--- Start DATA SHOWN ---
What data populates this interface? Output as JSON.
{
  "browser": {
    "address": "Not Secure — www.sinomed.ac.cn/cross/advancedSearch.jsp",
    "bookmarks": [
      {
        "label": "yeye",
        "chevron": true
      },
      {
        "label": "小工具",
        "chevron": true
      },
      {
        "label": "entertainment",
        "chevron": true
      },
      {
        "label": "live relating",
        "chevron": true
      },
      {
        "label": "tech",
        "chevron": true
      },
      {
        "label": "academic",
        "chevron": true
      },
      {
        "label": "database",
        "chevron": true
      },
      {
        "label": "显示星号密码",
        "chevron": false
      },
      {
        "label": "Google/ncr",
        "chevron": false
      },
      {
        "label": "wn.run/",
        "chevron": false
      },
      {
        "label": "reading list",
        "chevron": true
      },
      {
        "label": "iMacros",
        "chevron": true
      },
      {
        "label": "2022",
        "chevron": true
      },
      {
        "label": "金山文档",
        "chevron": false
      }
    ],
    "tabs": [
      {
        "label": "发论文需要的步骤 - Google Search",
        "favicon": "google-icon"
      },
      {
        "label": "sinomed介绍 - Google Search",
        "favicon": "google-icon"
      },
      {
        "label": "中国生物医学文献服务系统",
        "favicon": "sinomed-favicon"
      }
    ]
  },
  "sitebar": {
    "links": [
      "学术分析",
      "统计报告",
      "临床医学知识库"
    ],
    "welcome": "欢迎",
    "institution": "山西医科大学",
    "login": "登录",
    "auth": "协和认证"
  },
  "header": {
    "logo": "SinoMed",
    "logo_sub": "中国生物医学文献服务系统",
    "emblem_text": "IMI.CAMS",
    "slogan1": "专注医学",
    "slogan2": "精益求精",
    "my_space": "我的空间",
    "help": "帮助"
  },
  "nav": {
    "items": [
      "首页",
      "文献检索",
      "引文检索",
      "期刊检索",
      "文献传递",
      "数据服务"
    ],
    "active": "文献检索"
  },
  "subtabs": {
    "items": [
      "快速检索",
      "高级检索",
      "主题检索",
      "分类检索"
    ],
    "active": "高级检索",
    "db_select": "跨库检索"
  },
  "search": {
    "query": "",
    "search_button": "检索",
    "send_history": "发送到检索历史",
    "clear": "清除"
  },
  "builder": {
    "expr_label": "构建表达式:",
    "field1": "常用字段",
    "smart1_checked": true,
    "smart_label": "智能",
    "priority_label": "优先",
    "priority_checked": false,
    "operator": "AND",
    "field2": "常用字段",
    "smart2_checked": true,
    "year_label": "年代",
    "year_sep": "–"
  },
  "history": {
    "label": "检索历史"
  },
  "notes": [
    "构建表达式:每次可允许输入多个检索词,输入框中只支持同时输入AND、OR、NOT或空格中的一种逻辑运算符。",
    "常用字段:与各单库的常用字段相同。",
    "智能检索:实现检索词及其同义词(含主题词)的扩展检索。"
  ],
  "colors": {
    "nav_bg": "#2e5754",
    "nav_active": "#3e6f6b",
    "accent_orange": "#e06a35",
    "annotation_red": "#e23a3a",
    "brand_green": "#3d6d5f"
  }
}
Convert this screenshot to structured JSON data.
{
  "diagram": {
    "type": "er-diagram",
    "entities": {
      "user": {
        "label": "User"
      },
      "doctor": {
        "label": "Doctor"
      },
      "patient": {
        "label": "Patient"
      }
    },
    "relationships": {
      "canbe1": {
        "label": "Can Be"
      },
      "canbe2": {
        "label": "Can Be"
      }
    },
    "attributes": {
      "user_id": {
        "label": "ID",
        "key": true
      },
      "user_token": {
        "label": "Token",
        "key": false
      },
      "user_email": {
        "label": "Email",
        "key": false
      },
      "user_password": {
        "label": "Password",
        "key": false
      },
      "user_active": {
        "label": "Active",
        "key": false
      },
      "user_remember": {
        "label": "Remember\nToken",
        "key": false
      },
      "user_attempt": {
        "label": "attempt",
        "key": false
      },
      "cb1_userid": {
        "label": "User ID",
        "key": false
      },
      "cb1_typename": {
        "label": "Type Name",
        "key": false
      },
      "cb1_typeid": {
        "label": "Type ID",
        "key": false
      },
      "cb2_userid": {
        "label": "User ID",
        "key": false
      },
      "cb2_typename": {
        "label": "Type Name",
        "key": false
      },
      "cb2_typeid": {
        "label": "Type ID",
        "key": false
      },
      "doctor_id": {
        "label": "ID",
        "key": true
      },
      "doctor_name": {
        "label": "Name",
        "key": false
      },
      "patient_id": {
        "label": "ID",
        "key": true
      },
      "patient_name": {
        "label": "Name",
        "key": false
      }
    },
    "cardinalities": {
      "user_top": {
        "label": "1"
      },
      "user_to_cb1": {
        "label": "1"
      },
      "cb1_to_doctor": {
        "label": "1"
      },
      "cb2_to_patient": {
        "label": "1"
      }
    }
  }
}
--- End DATA SHOWN ---
→ THE EXERCISE
Output every record above exactly as it appears.

→ SOLVED PROBLEM
What data populates this interface? Output as JSON.
{
  "browser": {
    "address": "Not Secure — www.sinomed.ac.cn/cross/advancedSearch.jsp",
    "bookmarks": [
      {
        "label": "yeye",
        "chevron": true
      },
      {
        "label": "小工具",
        "chevron": true
      },
      {
        "label": "entertainment",
        "chevron": true
      },
      {
        "label": "live relating",
        "chevron": true
      },
      {
        "label": "tech",
        "chevron": true
      },
      {
        "label": "academic",
        "chevron": true
      },
      {
        "label": "database",
        "chevron": true
      },
      {
        "label": "显示星号密码",
        "chevron": false
      },
      {
        "label": "Google/ncr",
        "chevron": false
      },
      {
        "label": "wn.run/",
        "chevron": false
      },
      {
        "label": "reading list",
        "chevron": true
      },
      {
        "label": "iMacros",
        "chevron": true
      },
      {
        "label": "2022",
        "chevron": true
      },
      {
        "label": "金山文档",
        "chevron": false
      }
    ],
    "tabs": [
      {
        "label": "发论文需要的步骤 - Google Search",
        "favicon": "google-icon"
      },
      {
        "label": "sinomed介绍 - Google Search",
        "favicon": "google-icon"
      },
      {
        "label": "中国生物医学文献服务系统",
        "favicon": "sinomed-favicon"
      }
    ]
  },
  "sitebar": {
    "links": [
      "学术分析",
      "统计报告",
      "临床医学知识库"
    ],
    "welcome": "欢迎",
    "institution": "山西医科大学",
    "login": "登录",
    "auth": "协和认证"
  },
  "header": {
    "logo": "SinoMed",
    "logo_sub": "中国生物医学文献服务系统",
    "emblem_text": "IMI.CAMS",
    "slogan1": "专注医学",
    "slogan2": "精益求精",
    "my_space": "我的空间",
    "help": "帮助"
  },
  "nav": {
    "items": [
      "首页",
      "文献检索",
      "引文检索",
      "期刊检索",
      "文献传递",
      "数据服务"
    ],
    "active": "文献检索"
  },
  "subtabs": {
    "items": [
      "快速检索",
      "高级检索",
      "主题检索",
      "分类检索"
    ],
    "active": "高级检索",
    "db_select": "跨库检索"
  },
  "search": {
    "query": "",
    "search_button": "检索",
    "send_history": "发送到检索历史",
    "clear": "清除"
  },
  "builder": {
    "expr_label": "构建表达式:",
    "field1": "常用字段",
    "smart1_checked": true,
    "smart_label": "智能",
    "priority_label": "优先",
    "priority_checked": false,
    "operator": "AND",
    "field2": "常用字段",
    "smart2_checked": true,
    "year_label": "年代",
    "year_sep": "–"
  },
  "history": {
    "label": "检索历史"
  },
  "notes": [
    "构建表达式:每次可允许输入多个检索词,输入框中只支持同时输入AND、OR、NOT或空格中的一种逻辑运算符。",
    "常用字段:与各单库的常用字段相同。",
    "智能检索:实现检索词及其同义词(含主题词)的扩展检索。"
  ],
  "colors": {
    "nav_bg": "#2e5754",
    "nav_active": "#3e6f6b",
    "accent_orange": "#e06a35",
    "annotation_red": "#e23a3a",
    "brand_green": "#3d6d5f"
  }
}
Convert this screenshot to structured JSON data.
{
  "diagram": {
    "type": "er-diagram",
    "entities": {
      "user": {
        "label": "User"
      },
      "doctor": {
        "label": "Doctor"
      },
      "patient": {
        "label": "Patient"
      }
    },
    "relationships": {
      "canbe1": {
        "label": "Can Be"
      },
      "canbe2": {
        "label": "Can Be"
      }
    },
    "attributes": {
      "user_id": {
        "label": "ID",
        "key": true
      },
      "user_token": {
        "label": "Token",
        "key": false
      },
      "user_email": {
        "label": "Email",
        "key": false
      },
      "user_password": {
        "label": "Password",
        "key": false
      },
      "user_active": {
        "label": "Active",
        "key": false
      },
      "user_remember": {
        "label": "Remember\nToken",
        "key": false
      },
      "user_attempt": {
        "label": "attempt",
        "key": false
      },
      "cb1_userid": {
        "label": "User ID",
        "key": false
      },
      "cb1_typename": {
        "label": "Type Name",
        "key": false
      },
      "cb1_typeid": {
        "label": "Type ID",
        "key": false
      },
      "cb2_userid": {
        "label": "User ID",
        "key": false
      },
      "cb2_typename": {
        "label": "Type Name",
        "key": false
      },
      "cb2_typeid": {
        "label": "Type ID",
        "key": false
      },
      "doctor_id": {
        "label": "ID",
        "key": true
      },
      "doctor_name": {
        "label": "Name",
        "key": false
      },
      "patient_id": {
        "label": "ID",
        "key": true
      },
      "patient_name": {
        "label": "Name",
        "key": false
      }
    },
    "cardinalities": {
      "user_top": {
        "label": "1"
      },
      "user_to_cb1": {
        "label": "1"
      },
      "cb1_to_doctor": {
        "label": "1"
      },
      "cb2_to_patient": {
        "label": "1"
      }
    }
  }
}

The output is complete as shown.